***** DATASET CONTENT *****
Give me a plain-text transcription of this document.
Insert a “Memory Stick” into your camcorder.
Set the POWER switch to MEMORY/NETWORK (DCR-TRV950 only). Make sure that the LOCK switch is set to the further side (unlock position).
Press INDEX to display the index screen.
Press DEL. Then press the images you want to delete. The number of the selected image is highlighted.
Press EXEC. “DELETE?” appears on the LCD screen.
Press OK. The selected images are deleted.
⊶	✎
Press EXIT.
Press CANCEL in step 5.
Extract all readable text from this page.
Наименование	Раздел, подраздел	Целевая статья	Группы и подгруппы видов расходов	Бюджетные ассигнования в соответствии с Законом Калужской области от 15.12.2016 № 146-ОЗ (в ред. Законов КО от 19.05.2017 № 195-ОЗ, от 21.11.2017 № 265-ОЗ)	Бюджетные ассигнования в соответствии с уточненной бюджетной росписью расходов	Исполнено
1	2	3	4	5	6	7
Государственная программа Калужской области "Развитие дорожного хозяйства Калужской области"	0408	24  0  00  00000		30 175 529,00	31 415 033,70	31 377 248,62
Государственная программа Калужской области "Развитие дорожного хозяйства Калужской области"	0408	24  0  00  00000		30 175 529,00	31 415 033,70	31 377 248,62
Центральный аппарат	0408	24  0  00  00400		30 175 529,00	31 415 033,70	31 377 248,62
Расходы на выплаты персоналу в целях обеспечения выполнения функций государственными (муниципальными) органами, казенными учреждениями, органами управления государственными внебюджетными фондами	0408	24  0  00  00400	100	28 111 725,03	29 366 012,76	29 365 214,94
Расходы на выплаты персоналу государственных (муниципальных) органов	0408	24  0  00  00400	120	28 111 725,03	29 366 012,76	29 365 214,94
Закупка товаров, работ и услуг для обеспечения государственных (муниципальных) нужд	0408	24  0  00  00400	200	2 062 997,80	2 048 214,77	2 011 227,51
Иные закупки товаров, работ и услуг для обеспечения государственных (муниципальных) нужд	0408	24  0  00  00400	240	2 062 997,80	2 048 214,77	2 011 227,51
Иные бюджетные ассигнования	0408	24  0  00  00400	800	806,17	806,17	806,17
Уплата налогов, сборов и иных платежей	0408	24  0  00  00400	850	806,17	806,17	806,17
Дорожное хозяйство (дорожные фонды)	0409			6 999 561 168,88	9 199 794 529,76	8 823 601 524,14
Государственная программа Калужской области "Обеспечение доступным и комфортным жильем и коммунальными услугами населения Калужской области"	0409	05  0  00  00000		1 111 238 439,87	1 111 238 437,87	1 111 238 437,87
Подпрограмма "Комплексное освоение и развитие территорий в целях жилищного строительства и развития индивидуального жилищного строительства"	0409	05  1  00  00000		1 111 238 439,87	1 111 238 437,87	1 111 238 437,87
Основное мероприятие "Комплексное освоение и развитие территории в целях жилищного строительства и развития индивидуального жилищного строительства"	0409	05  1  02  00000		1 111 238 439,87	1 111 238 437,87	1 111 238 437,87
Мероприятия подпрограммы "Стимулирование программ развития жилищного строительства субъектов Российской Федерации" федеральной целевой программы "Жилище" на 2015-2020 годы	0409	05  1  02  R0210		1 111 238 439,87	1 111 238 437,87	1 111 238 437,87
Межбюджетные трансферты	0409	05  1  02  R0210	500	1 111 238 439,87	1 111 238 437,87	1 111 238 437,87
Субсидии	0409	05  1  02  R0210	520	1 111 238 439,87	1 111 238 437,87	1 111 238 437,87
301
*****
SET EXERCISE
Reproduce every record, matching each line exactly.

RESULT OF THIS TASK
Give me a plain-text transcription of this document.
Insert a “Memory Stick” into your camcorder.
Set the POWER switch to MEMORY/NETWORK (DCR-TRV950 only). Make sure that the LOCK switch is set to the further side (unlock position).
Press INDEX to display the index screen.
Press DEL. Then press the images you want to delete. The number of the selected image is highlighted.
Press EXEC. “DELETE?” appears on the LCD screen.
Press OK. The selected images are deleted.
⊶	✎
Press EXIT.
Press CANCEL in step 5.
Extract all readable text from this page.
Наименование	Раздел, подраздел	Целевая статья	Группы и подгруппы видов расходов	Бюджетные ассигнования в соответствии с Законом Калужской области от 15.12.2016 № 146-ОЗ (в ред. Законов КО от 19.05.2017 № 195-ОЗ, от 21.11.2017 № 265-ОЗ)	Бюджетные ассигнования в соответствии с уточненной бюджетной росписью расходов	Исполнено
1	2	3	4	5	6	7
Государственная программа Калужской области "Развитие дорожного хозяйства Калужской области"	0408	24  0  00  00000		30 175 529,00	31 415 033,70	31 377 248,62
Государственная программа Калужской области "Развитие дорожного хозяйства Калужской области"	0408	24  0  00  00000		30 175 529,00	31 415 033,70	31 377 248,62
Центральный аппарат	0408	24  0  00  00400		30 175 529,00	31 415 033,70	31 377 248,62
Расходы на выплаты персоналу в целях обеспечения выполнения функций государственными (муниципальными) органами, казенными учреждениями, органами управления государственными внебюджетными фондами	0408	24  0  00  00400	100	28 111 725,03	29 366 012,76	29 365 214,94
Расходы на выплаты персоналу государственных (муниципальных) органов	0408	24  0  00  00400	120	28 111 725,03	29 366 012,76	29 365 214,94
Закупка товаров, работ и услуг для обеспечения государственных (муниципальных) нужд	0408	24  0  00  00400	200	2 062 997,80	2 048 214,77	2 011 227,51
Иные закупки товаров, работ и услуг для обеспечения государственных (муниципальных) нужд	0408	24  0  00  00400	240	2 062 997,80	2 048 214,77	2 011 227,51
Иные бюджетные ассигнования	0408	24  0  00  00400	800	806,17	806,17	806,17
Уплата налогов, сборов и иных платежей	0408	24  0  00  00400	850	806,17	806,17	806,17
Дорожное хозяйство (дорожные фонды)	0409			6 999 561 168,88	9 199 794 529,76	8 823 601 524,14
Государственная программа Калужской области "Обеспечение доступным и комфортным жильем и коммунальными услугами населения Калужской области"	0409	05  0  00  00000		1 111 238 439,87	1 111 238 437,87	1 111 238 437,87
Подпрограмма "Комплексное освоение и развитие территорий в целях жилищного строительства и развития индивидуального жилищного строительства"	0409	05  1  00  00000		1 111 238 439,87	1 111 238 437,87	1 111 238 437,87
Основное мероприятие "Комплексное освоение и развитие территории в целях жилищного строительства и развития индивидуального жилищного строительства"	0409	05  1  02  00000		1 111 238 439,87	1 111 238 437,87	1 111 238 437,87
Мероприятия подпрограммы "Стимулирование программ развития жилищного строительства субъектов Российской Федерации" федеральной целевой программы "Жилище" на 2015-2020 годы	0409	05  1  02  R0210		1 111 238 439,87	1 111 238 437,87	1 111 238 437,87
Межбюджетные трансферты	0409	05  1  02  R0210	500	1 111 238 439,87	1 111 238 437,87	1 111 238 437,87
Субсидии	0409	05  1  02  R0210	520	1 111 238 439,87	1 111 238 437,87	1 111 238 437,87
301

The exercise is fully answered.